### THE EXERCISE
Please transcribe the data that follows without the pictures, keeping every word the same.

(Excerpts from a figure dataset)

• • • • • • •

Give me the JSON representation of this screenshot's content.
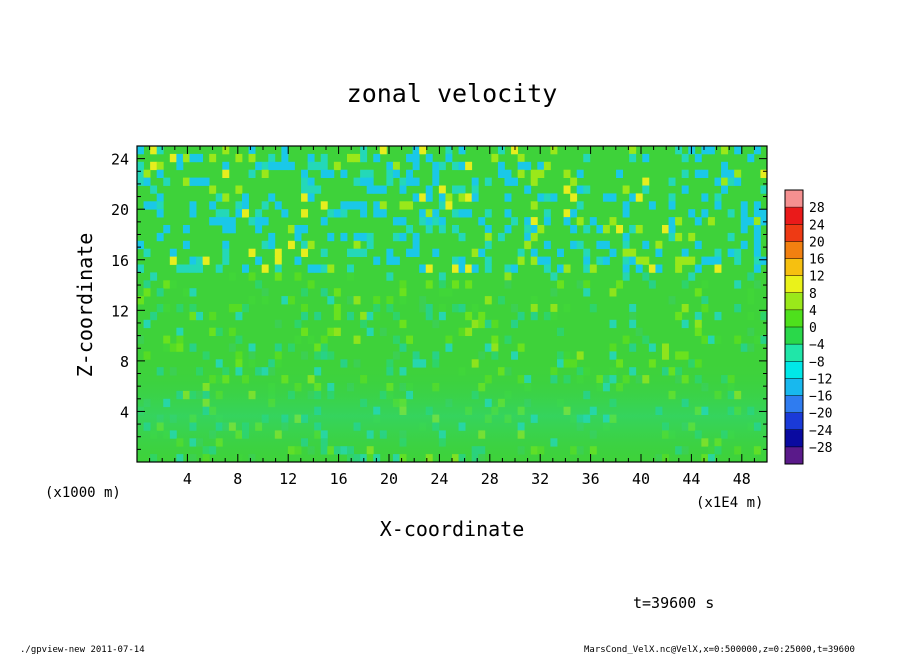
{
  "chart_data": {
    "type": "heatmap",
    "title": "zonal velocity",
    "xlabel": "X-coordinate",
    "ylabel": "Z-coordinate",
    "x_units_note": "(x1E4 m)",
    "y_units_note": "(x1000 m)",
    "xlim": [
      0,
      50
    ],
    "ylim": [
      0,
      25
    ],
    "x_ticks": [
      4,
      8,
      12,
      16,
      20,
      24,
      28,
      32,
      36,
      40,
      44,
      48
    ],
    "y_ticks": [
      4,
      8,
      12,
      16,
      20,
      24
    ],
    "time_label": "t=39600 s",
    "colorbar": {
      "levels": [
        -28,
        -24,
        -20,
        -16,
        -12,
        -8,
        -4,
        0,
        4,
        8,
        12,
        16,
        20,
        24,
        28
      ],
      "colors": [
        "#5a1a8a",
        "#0a0aa0",
        "#1a3ad8",
        "#2f7cf0",
        "#18b8ee",
        "#00e8e8",
        "#20e6a8",
        "#2ad84a",
        "#4ee01c",
        "#9ae81a",
        "#eaf21a",
        "#f6c010",
        "#f28010",
        "#ee3a14",
        "#ea1a1a",
        "#f59090"
      ]
    }
  },
  "footer": {
    "left": "./gpview-new  2011-07-14",
    "right": "MarsCond_VelX.nc@VelX,x=0:500000,z=0:25000,t=39600"
  }
}
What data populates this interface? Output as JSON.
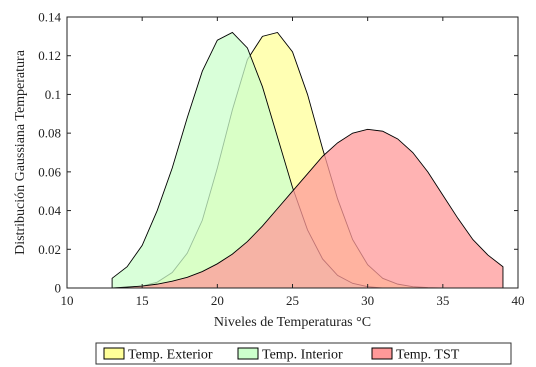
{
  "chart_data": {
    "type": "area",
    "xlabel": "Niveles de Temperaturas °C",
    "ylabel": "Distribución Gaussiana Temperatura",
    "xlim": [
      10,
      40
    ],
    "ylim": [
      0,
      0.14
    ],
    "xticks": [
      "10",
      "15",
      "20",
      "25",
      "30",
      "35",
      "40"
    ],
    "yticks": [
      "0",
      "0.02",
      "0.04",
      "0.06",
      "0.08",
      "0.1",
      "0.12",
      "0.14"
    ],
    "grid": false,
    "legend_position": "bottom",
    "series": [
      {
        "name": "Temp. Exterior",
        "color": "#ffff99",
        "x": [
          13,
          14,
          15,
          16,
          17,
          18,
          19,
          20,
          21,
          22,
          23,
          24,
          25,
          26,
          27,
          28,
          29,
          30,
          31,
          32,
          33,
          34,
          35
        ],
        "y": [
          0.0,
          0.0003,
          0.001,
          0.003,
          0.008,
          0.018,
          0.035,
          0.062,
          0.092,
          0.118,
          0.13,
          0.132,
          0.122,
          0.1,
          0.072,
          0.046,
          0.025,
          0.012,
          0.005,
          0.002,
          0.0007,
          0.0002,
          0.0
        ]
      },
      {
        "name": "Temp. Interior",
        "color": "#ccffcc",
        "x": [
          13,
          14,
          15,
          16,
          17,
          18,
          19,
          20,
          21,
          22,
          23,
          24,
          25,
          26,
          27,
          28,
          29,
          30,
          31
        ],
        "y": [
          0.005,
          0.011,
          0.022,
          0.04,
          0.062,
          0.088,
          0.112,
          0.128,
          0.132,
          0.124,
          0.104,
          0.078,
          0.052,
          0.03,
          0.015,
          0.0065,
          0.0024,
          0.0007,
          0.0
        ]
      },
      {
        "name": "Temp. TST",
        "color": "#ff9999",
        "x": [
          13,
          14,
          15,
          16,
          17,
          18,
          19,
          20,
          21,
          22,
          23,
          24,
          25,
          26,
          27,
          28,
          29,
          30,
          31,
          32,
          33,
          34,
          35,
          36,
          37,
          38,
          39
        ],
        "y": [
          0.0,
          0.0005,
          0.001,
          0.002,
          0.0035,
          0.0055,
          0.0085,
          0.0125,
          0.0175,
          0.024,
          0.032,
          0.041,
          0.05,
          0.059,
          0.068,
          0.075,
          0.08,
          0.082,
          0.081,
          0.077,
          0.07,
          0.06,
          0.048,
          0.036,
          0.025,
          0.017,
          0.011
        ]
      }
    ]
  }
}
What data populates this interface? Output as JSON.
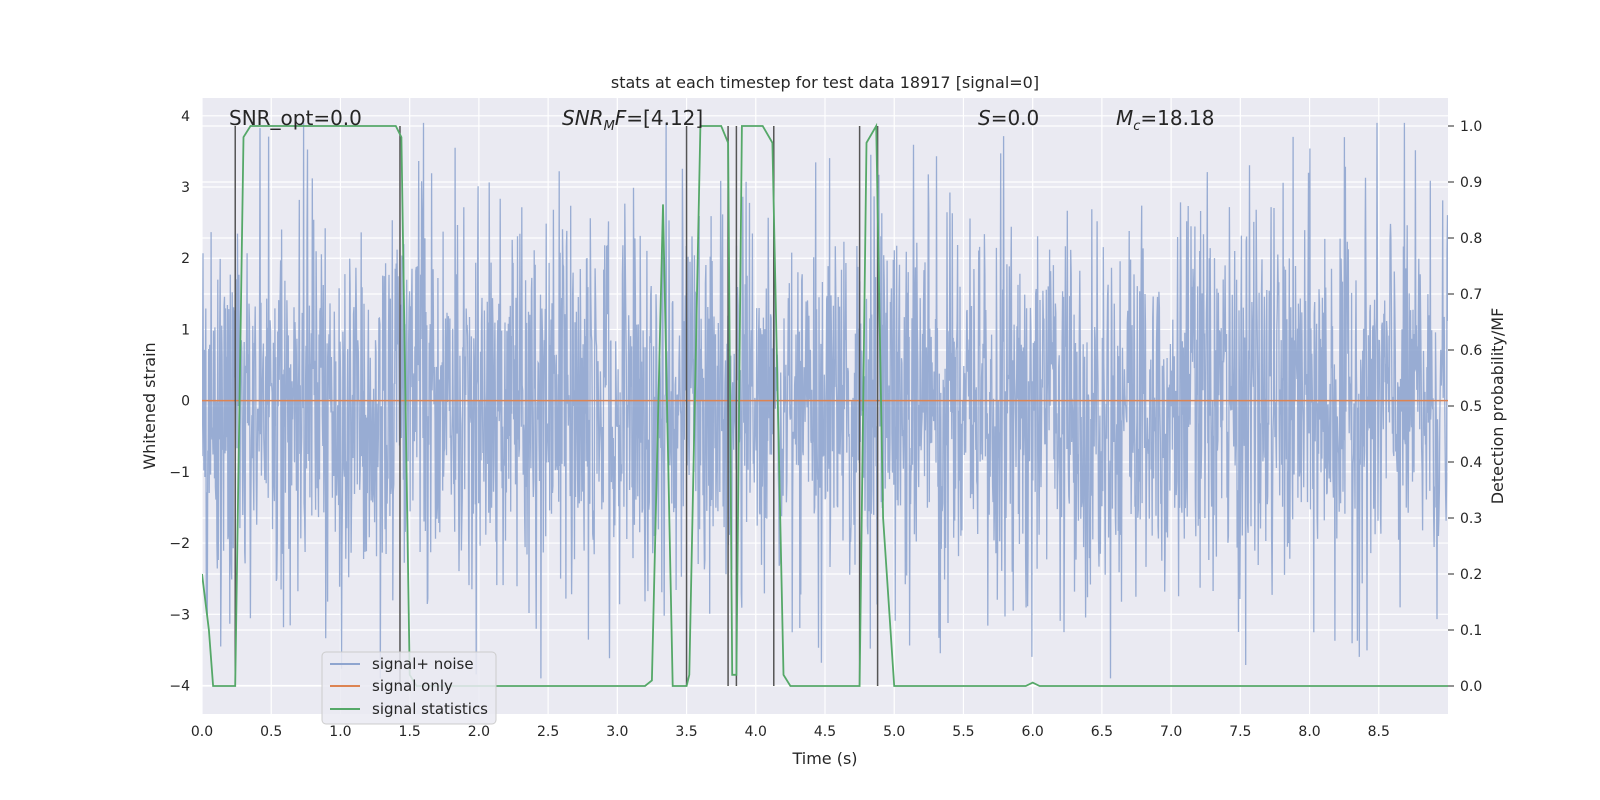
{
  "chart_data": {
    "type": "line",
    "title": "stats at each timestep for test data 18917 [signal=0]",
    "xlabel": "Time (s)",
    "ylabel": "Whitened strain",
    "y2label": "Detection probability/MF",
    "xlim": [
      0,
      9.0
    ],
    "ylim": [
      -4.4,
      4.25
    ],
    "y2lim": [
      -0.05,
      1.05
    ],
    "x_ticks": [
      "0.0",
      "0.5",
      "1.0",
      "1.5",
      "2.0",
      "2.5",
      "3.0",
      "3.5",
      "4.0",
      "4.5",
      "5.0",
      "5.5",
      "6.0",
      "6.5",
      "7.0",
      "7.5",
      "8.0",
      "8.5"
    ],
    "y_ticks": [
      "4",
      "3",
      "2",
      "1",
      "0",
      "−1",
      "−2",
      "−3",
      "−4"
    ],
    "y2_ticks": [
      "1.0",
      "0.9",
      "0.8",
      "0.7",
      "0.6",
      "0.5",
      "0.4",
      "0.3",
      "0.2",
      "0.1",
      "0.0"
    ],
    "grid": true,
    "legend_position": "lower-left",
    "annotations": {
      "snr_opt": "SNR_opt=0.0",
      "snr_mf": "=[4.12]",
      "s_stat": "=0.0",
      "mc": "=18.18"
    },
    "series": [
      {
        "name": "signal+ noise",
        "color": "#8fa5cf",
        "axis": "left",
        "description_level": "noise band roughly within ±2.3 with spikes to about ±4",
        "envelope": {
          "typical_amplitude": 2.2,
          "peak_amplitude": 3.9
        }
      },
      {
        "name": "signal only",
        "color": "#dd8452",
        "axis": "left",
        "x": [
          0,
          9.0
        ],
        "y": [
          0,
          0
        ]
      },
      {
        "name": "signal statistics",
        "color": "#55a868",
        "axis": "right",
        "x": [
          0.0,
          0.05,
          0.08,
          0.2,
          0.24,
          0.3,
          0.35,
          1.4,
          1.44,
          1.5,
          1.55,
          3.2,
          3.25,
          3.33,
          3.4,
          3.5,
          3.52,
          3.6,
          3.75,
          3.8,
          3.83,
          3.86,
          3.9,
          4.05,
          4.12,
          4.2,
          4.25,
          4.75,
          4.8,
          4.87,
          4.92,
          5.0,
          5.95,
          6.0,
          6.05,
          8.5,
          9.0
        ],
        "y": [
          0.2,
          0.1,
          0.0,
          0.0,
          0.0,
          0.98,
          1.0,
          1.0,
          0.98,
          0.02,
          0.0,
          0.0,
          0.01,
          0.86,
          0.0,
          0.0,
          0.02,
          1.0,
          1.0,
          0.97,
          0.02,
          0.02,
          1.0,
          1.0,
          0.97,
          0.02,
          0.0,
          0.0,
          0.97,
          1.0,
          0.3,
          0.0,
          0.0,
          0.006,
          0.0,
          0.0,
          0.0
        ]
      }
    ],
    "vertical_markers": {
      "color": "#555555",
      "x": [
        0.24,
        1.43,
        3.5,
        3.8,
        3.86,
        4.13,
        4.75,
        4.88
      ]
    }
  }
}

• • • • • • •

### COMPLETE RESPONSE
Give me the JSON representation of this screenshot's content.
{
  "chart_data": {
    "type": "heatmap",
    "title": "zonal velocity",
    "xlabel": "X-coordinate",
    "ylabel": "Z-coordinate",
    "x_units_note": "(x1E4 m)",
    "y_units_note": "(x1000 m)",
    "xlim": [
      0,
      50
    ],
    "ylim": [
      0,
      25
    ],
    "x_ticks": [
      4,
      8,
      12,
      16,
      20,
      24,
      28,
      32,
      36,
      40,
      44,
      48
    ],
    "y_ticks": [
      4,
      8,
      12,
      16,
      20,
      24
    ],
    "time_label": "t=39600 s",
    "colorbar": {
      "levels": [
        -28,
        -24,
        -20,
        -16,
        -12,
        -8,
        -4,
        0,
        4,
        8,
        12,
        16,
        20,
        24,
        28
      ],
      "colors": [
        "#5a1a8a",
        "#0a0aa0",
        "#1a3ad8",
        "#2f7cf0",
        "#18b8ee",
        "#00e8e8",
        "#20e6a8",
        "#2ad84a",
        "#4ee01c",
        "#9ae81a",
        "#eaf21a",
        "#f6c010",
        "#f28010",
        "#ee3a14",
        "#ea1a1a",
        "#f59090"
      ]
    }
  },
  "footer": {
    "left": "./gpview-new  2011-07-14",
    "right": "MarsCond_VelX.nc@VelX,x=0:500000,z=0:25000,t=39600"
  }
}
What data populates this interface? Output as JSON.
{
  "chart_data": {
    "type": "area",
    "xlabel": "Niveles de Temperaturas °C",
    "ylabel": "Distribución Gaussiana Temperatura",
    "xlim": [
      10,
      40
    ],
    "ylim": [
      0,
      0.14
    ],
    "xticks": [
      "10",
      "15",
      "20",
      "25",
      "30",
      "35",
      "40"
    ],
    "yticks": [
      "0",
      "0.02",
      "0.04",
      "0.06",
      "0.08",
      "0.1",
      "0.12",
      "0.14"
    ],
    "grid": false,
    "legend_position": "bottom",
    "series": [
      {
        "name": "Temp. Exterior",
        "color": "#ffff99",
        "x": [
          13,
          14,
          15,
          16,
          17,
          18,
          19,
          20,
          21,
          22,
          23,
          24,
          25,
          26,
          27,
          28,
          29,
          30,
          31,
          32,
          33,
          34,
          35
        ],
        "y": [
          0.0,
          0.0003,
          0.001,
          0.003,
          0.008,
          0.018,
          0.035,
          0.062,
          0.092,
          0.118,
          0.13,
          0.132,
          0.122,
          0.1,
          0.072,
          0.046,
          0.025,
          0.012,
          0.005,
          0.002,
          0.0007,
          0.0002,
          0.0
        ]
      },
      {
        "name": "Temp. Interior",
        "color": "#ccffcc",
        "x": [
          13,
          14,
          15,
          16,
          17,
          18,
          19,
          20,
          21,
          22,
          23,
          24,
          25,
          26,
          27,
          28,
          29,
          30,
          31
        ],
        "y": [
          0.005,
          0.011,
          0.022,
          0.04,
          0.062,
          0.088,
          0.112,
          0.128,
          0.132,
          0.124,
          0.104,
          0.078,
          0.052,
          0.03,
          0.015,
          0.0065,
          0.0024,
          0.0007,
          0.0
        ]
      },
      {
        "name": "Temp. TST",
        "color": "#ff9999",
        "x": [
          13,
          14,
          15,
          16,
          17,
          18,
          19,
          20,
          21,
          22,
          23,
          24,
          25,
          26,
          27,
          28,
          29,
          30,
          31,
          32,
          33,
          34,
          35,
          36,
          37,
          38,
          39
        ],
        "y": [
          0.0,
          0.0005,
          0.001,
          0.002,
          0.0035,
          0.0055,
          0.0085,
          0.0125,
          0.0175,
          0.024,
          0.032,
          0.041,
          0.05,
          0.059,
          0.068,
          0.075,
          0.08,
          0.082,
          0.081,
          0.077,
          0.07,
          0.06,
          0.048,
          0.036,
          0.025,
          0.017,
          0.011
        ]
      }
    ]
  }
}
What data populates this interface? Output as JSON.
{
  "chart_data": {
    "type": "line",
    "title": "stats at each timestep for test data 18917 [signal=0]",
    "xlabel": "Time (s)",
    "ylabel": "Whitened strain",
    "y2label": "Detection probability/MF",
    "xlim": [
      0,
      9.0
    ],
    "ylim": [
      -4.4,
      4.25
    ],
    "y2lim": [
      -0.05,
      1.05
    ],
    "x_ticks": [
      "0.0",
      "0.5",
      "1.0",
      "1.5",
      "2.0",
      "2.5",
      "3.0",
      "3.5",
      "4.0",
      "4.5",
      "5.0",
      "5.5",
      "6.0",
      "6.5",
      "7.0",
      "7.5",
      "8.0",
      "8.5"
    ],
    "y_ticks": [
      "4",
      "3",
      "2",
      "1",
      "0",
      "−1",
      "−2",
      "−3",
      "−4"
    ],
    "y2_ticks": [
      "1.0",
      "0.9",
      "0.8",
      "0.7",
      "0.6",
      "0.5",
      "0.4",
      "0.3",
      "0.2",
      "0.1",
      "0.0"
    ],
    "grid": true,
    "legend_position": "lower-left",
    "annotations": {
      "snr_opt": "SNR_opt=0.0",
      "snr_mf": "=[4.12]",
      "s_stat": "=0.0",
      "mc": "=18.18"
    },
    "series": [
      {
        "name": "signal+ noise",
        "color": "#8fa5cf",
        "axis": "left",
        "description_level": "noise band roughly within ±2.3 with spikes to about ±4",
        "envelope": {
          "typical_amplitude": 2.2,
          "peak_amplitude": 3.9
        }
      },
      {
        "name": "signal only",
        "color": "#dd8452",
        "axis": "left",
        "x": [
          0,
          9.0
        ],
        "y": [
          0,
          0
        ]
      },
      {
        "name": "signal statistics",
        "color": "#55a868",
        "axis": "right",
        "x": [
          0.0,
          0.05,
          0.08,
          0.2,
          0.24,
          0.3,
          0.35,
          1.4,
          1.44,
          1.5,
          1.55,
          3.2,
          3.25,
          3.33,
          3.4,
          3.5,
          3.52,
          3.6,
          3.75,
          3.8,
          3.83,
          3.86,
          3.9,
          4.05,
          4.12,
          4.2,
          4.25,
          4.75,
          4.8,
          4.87,
          4.92,
          5.0,
          5.95,
          6.0,
          6.05,
          8.5,
          9.0
        ],
        "y": [
          0.2,
          0.1,
          0.0,
          0.0,
          0.0,
          0.98,
          1.0,
          1.0,
          0.98,
          0.02,
          0.0,
          0.0,
          0.01,
          0.86,
          0.0,
          0.0,
          0.02,
          1.0,
          1.0,
          0.97,
          0.02,
          0.02,
          1.0,
          1.0,
          0.97,
          0.02,
          0.0,
          0.0,
          0.97,
          1.0,
          0.3,
          0.0,
          0.0,
          0.006,
          0.0,
          0.0,
          0.0
        ]
      }
    ],
    "vertical_markers": {
      "color": "#555555",
      "x": [
        0.24,
        1.43,
        3.5,
        3.8,
        3.86,
        4.13,
        4.75,
        4.88
      ]
    }
  }
}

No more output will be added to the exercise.